TASK OBJECTIVE:
Look through the material and copy each line holding "Images".

··· GIVEN DATA ···

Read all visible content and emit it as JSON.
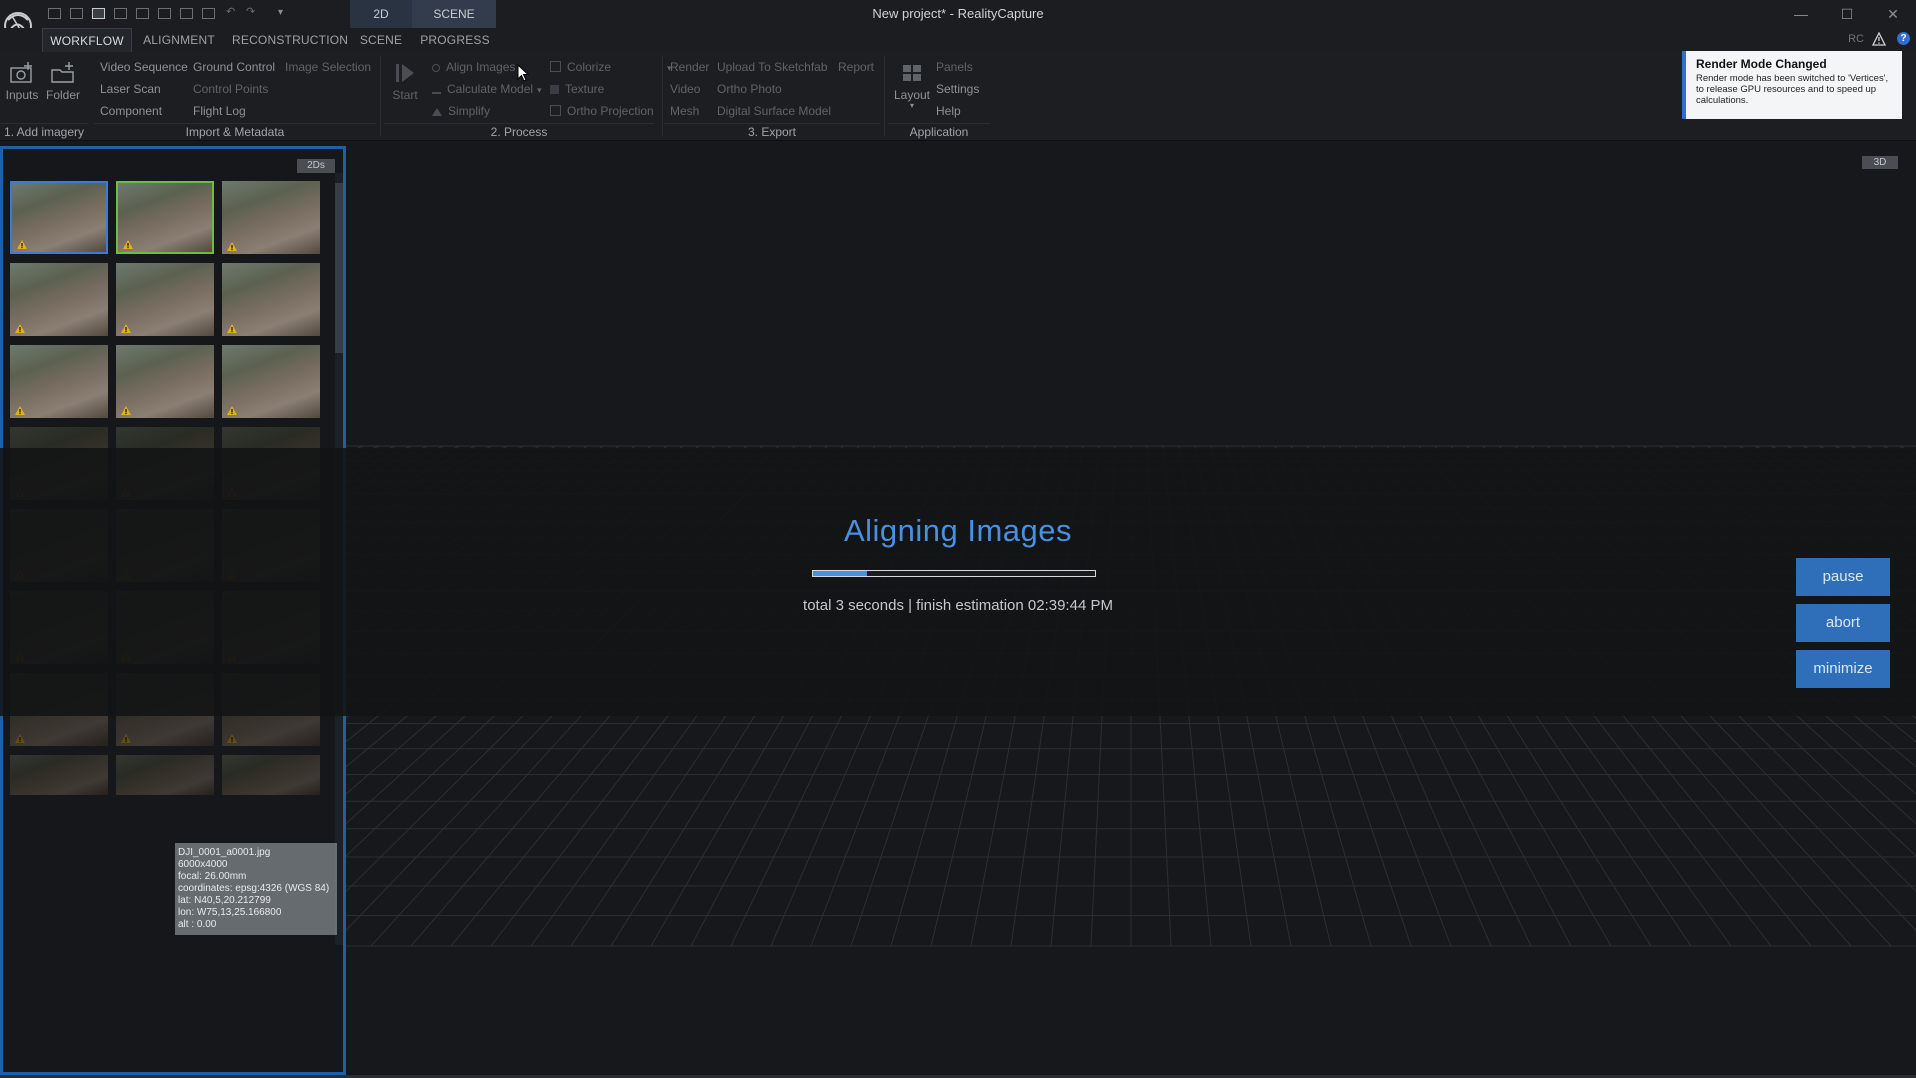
{
  "window": {
    "title": "New project* - RealityCapture",
    "mode_tabs": [
      "2D",
      "SCENE"
    ],
    "controls": [
      "—",
      "☐",
      "✕"
    ]
  },
  "menu": {
    "tabs": [
      "WORKFLOW",
      "ALIGNMENT",
      "RECONSTRUCTION",
      "SCENE",
      "PROGRESS"
    ],
    "active": "WORKFLOW",
    "rc_label": "RC",
    "help": "?"
  },
  "ribbon": {
    "add_imagery": {
      "inputs": "Inputs",
      "folder": "Folder",
      "label": "1. Add imagery"
    },
    "import_metadata": {
      "col1": [
        "Video Sequence",
        "Laser Scan",
        "Component"
      ],
      "col2": [
        "Ground Control",
        "Control Points",
        "Flight Log"
      ],
      "col3": [
        "Image Selection"
      ],
      "label": "Import & Metadata"
    },
    "process": {
      "start": "Start",
      "col1": [
        "Align Images",
        "Calculate Model",
        "Simplify"
      ],
      "col2": [
        "Colorize",
        "Texture",
        "Ortho Projection"
      ],
      "label": "2. Process"
    },
    "export": {
      "col1": [
        "Render",
        "Video",
        "Mesh"
      ],
      "col2": [
        "Upload To Sketchfab",
        "Ortho Photo",
        "Digital Surface Model"
      ],
      "col3": [
        "Report"
      ],
      "label": "3. Export"
    },
    "application": {
      "layout": "Layout",
      "col": [
        "Panels",
        "Settings",
        "Help"
      ],
      "label": "Application"
    }
  },
  "toast": {
    "title": "Render Mode Changed",
    "body": "Render mode has been switched to 'Vertices', to release GPU resources and to speed up calculations."
  },
  "panel2d": {
    "badge": "2Ds",
    "tooltip_lines": [
      "DJI_0001_a0001.jpg",
      "6000x4000",
      "focal: 26.00mm",
      "coordinates: epsg:4326 (WGS 84)",
      "lat: N40,5,20.212799",
      "lon: W75,13,25.166800",
      "alt : 0.00"
    ]
  },
  "scene": {
    "badge": "3D"
  },
  "progress": {
    "title": "Aligning Images",
    "fraction": 0.19,
    "status": "total 3 seconds | finish estimation 02:39:44 PM",
    "buttons": [
      "pause",
      "abort",
      "minimize"
    ]
  },
  "colors": {
    "accent": "#4a8fe0",
    "panel_border": "#1f5fa8",
    "button": "#2f6fba",
    "warning": "#e0b020"
  }
}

···

RESPONSE TO THIS TASK:
        "Align Images",
    "title": "Aligning Images",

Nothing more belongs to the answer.